REQUIREMENT:
Would you transcribe all of the data exactly, down to the last character?

::::

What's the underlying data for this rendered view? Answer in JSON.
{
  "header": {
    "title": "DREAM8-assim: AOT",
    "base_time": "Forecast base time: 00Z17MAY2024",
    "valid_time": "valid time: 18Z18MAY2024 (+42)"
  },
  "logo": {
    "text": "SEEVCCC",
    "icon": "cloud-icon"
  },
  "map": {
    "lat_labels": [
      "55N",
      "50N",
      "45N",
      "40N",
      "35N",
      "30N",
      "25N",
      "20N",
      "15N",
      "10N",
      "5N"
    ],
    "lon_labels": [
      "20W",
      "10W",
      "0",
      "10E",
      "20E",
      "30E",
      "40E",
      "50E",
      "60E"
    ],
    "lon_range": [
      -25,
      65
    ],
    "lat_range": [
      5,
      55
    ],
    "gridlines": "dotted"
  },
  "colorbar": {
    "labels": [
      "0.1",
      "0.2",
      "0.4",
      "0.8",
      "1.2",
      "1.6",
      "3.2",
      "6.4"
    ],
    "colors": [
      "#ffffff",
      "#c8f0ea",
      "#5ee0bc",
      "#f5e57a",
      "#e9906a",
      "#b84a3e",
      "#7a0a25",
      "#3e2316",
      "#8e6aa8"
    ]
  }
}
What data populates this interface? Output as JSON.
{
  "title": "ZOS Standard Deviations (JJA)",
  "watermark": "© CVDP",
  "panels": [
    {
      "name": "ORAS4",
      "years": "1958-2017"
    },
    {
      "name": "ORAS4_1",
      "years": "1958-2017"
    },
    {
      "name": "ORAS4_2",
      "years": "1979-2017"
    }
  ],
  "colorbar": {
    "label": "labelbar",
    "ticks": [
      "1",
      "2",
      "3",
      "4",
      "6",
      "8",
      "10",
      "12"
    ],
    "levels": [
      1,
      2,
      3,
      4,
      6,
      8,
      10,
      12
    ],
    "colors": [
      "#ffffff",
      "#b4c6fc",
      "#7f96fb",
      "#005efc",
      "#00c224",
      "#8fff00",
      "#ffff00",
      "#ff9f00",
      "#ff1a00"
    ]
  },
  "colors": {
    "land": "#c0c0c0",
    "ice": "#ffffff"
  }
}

::::

OUTPUT OF THE TASK:
What's the underlying data for this rendered view? Answer in JSON.
{
  "header": {
    "title": "DREAM8-assim: AOT",
    "base_time": "Forecast base time: 00Z17MAY2024",
    "valid_time": "valid time: 18Z18MAY2024 (+42)"
  },
  "logo": {
    "text": "SEEVCCC",
    "icon": "cloud-icon"
  },
  "map": {
    "lat_labels": [
      "55N",
      "50N",
      "45N",
      "40N",
      "35N",
      "30N",
      "25N",
      "20N",
      "15N",
      "10N",
      "5N"
    ],
    "lon_labels": [
      "20W",
      "10W",
      "0",
      "10E",
      "20E",
      "30E",
      "40E",
      "50E",
      "60E"
    ],
    "lon_range": [
      -25,
      65
    ],
    "lat_range": [
      5,
      55
    ],
    "gridlines": "dotted"
  },
  "colorbar": {
    "labels": [
      "0.1",
      "0.2",
      "0.4",
      "0.8",
      "1.2",
      "1.6",
      "3.2",
      "6.4"
    ],
    "colors": [
      "#ffffff",
      "#c8f0ea",
      "#5ee0bc",
      "#f5e57a",
      "#e9906a",
      "#b84a3e",
      "#7a0a25",
      "#3e2316",
      "#8e6aa8"
    ]
  }
}
What data populates this interface? Output as JSON.
{
  "title": "ZOS Standard Deviations (JJA)",
  "watermark": "© CVDP",
  "panels": [
    {
      "name": "ORAS4",
      "years": "1958-2017"
    },
    {
      "name": "ORAS4_1",
      "years": "1958-2017"
    },
    {
      "name": "ORAS4_2",
      "years": "1979-2017"
    }
  ],
  "colorbar": {
    "label": "labelbar",
    "ticks": [
      "1",
      "2",
      "3",
      "4",
      "6",
      "8",
      "10",
      "12"
    ],
    "levels": [
      1,
      2,
      3,
      4,
      6,
      8,
      10,
      12
    ],
    "colors": [
      "#ffffff",
      "#b4c6fc",
      "#7f96fb",
      "#005efc",
      "#00c224",
      "#8fff00",
      "#ffff00",
      "#ff9f00",
      "#ff1a00"
    ]
  },
  "colors": {
    "land": "#c0c0c0",
    "ice": "#ffffff"
  }
}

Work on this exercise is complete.